_AIM OF THE TASK:_ In the material below, identify each line bearing the word "STRAORDINARIA". Reproduce those lines.

┄┄┄┄┄┄

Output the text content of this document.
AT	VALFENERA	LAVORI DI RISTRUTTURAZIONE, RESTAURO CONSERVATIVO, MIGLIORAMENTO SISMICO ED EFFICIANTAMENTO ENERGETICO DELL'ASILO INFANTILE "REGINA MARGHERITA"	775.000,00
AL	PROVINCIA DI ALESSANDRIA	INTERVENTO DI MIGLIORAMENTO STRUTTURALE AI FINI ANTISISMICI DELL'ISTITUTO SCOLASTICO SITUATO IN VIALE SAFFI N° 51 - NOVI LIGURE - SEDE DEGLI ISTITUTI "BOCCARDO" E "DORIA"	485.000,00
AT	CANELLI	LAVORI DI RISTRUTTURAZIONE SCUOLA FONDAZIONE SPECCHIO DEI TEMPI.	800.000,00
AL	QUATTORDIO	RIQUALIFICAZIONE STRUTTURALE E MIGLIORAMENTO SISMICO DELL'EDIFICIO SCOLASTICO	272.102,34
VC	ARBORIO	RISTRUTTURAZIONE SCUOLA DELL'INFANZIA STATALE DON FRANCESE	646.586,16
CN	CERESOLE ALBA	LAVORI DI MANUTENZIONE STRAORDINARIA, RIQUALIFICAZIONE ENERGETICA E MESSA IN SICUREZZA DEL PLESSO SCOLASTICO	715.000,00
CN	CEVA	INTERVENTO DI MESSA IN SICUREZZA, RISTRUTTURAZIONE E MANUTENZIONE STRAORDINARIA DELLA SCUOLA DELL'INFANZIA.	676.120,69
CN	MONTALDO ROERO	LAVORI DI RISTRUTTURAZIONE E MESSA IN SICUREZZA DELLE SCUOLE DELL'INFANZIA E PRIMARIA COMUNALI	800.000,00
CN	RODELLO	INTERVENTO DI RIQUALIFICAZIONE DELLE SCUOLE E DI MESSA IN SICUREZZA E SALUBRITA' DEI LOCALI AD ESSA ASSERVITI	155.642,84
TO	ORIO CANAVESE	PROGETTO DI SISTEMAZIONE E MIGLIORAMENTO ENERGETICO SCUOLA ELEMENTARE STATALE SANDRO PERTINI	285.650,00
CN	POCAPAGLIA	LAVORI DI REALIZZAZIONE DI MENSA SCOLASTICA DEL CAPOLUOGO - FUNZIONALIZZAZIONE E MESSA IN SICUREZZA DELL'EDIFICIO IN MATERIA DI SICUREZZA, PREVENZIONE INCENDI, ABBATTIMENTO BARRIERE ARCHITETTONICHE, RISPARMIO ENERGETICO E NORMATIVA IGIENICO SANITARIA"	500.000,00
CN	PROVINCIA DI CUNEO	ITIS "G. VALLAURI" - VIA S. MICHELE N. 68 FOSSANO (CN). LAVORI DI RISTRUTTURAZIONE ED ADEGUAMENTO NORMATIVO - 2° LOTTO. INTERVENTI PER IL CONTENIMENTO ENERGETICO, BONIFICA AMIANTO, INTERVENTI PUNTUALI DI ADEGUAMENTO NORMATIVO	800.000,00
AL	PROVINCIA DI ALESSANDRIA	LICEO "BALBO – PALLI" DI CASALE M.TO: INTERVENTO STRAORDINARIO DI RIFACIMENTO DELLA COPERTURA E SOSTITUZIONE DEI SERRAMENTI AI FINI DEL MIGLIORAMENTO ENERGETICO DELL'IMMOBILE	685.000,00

┄┄┄┄┄┄

_SOLUTION TO THE EXERCISE:_
CN	CERESOLE ALBA	LAVORI DI MANUTENZIONE STRAORDINARIA, RIQUALIFICAZIONE ENERGETICA E MESSA IN SICUREZZA DEL PLESSO SCOLASTICO	715.000,00
CN	CEVA	INTERVENTO DI MESSA IN SICUREZZA, RISTRUTTURAZIONE E MANUTENZIONE STRAORDINARIA DELLA SCUOLA DELL'INFANZIA.	676.120,69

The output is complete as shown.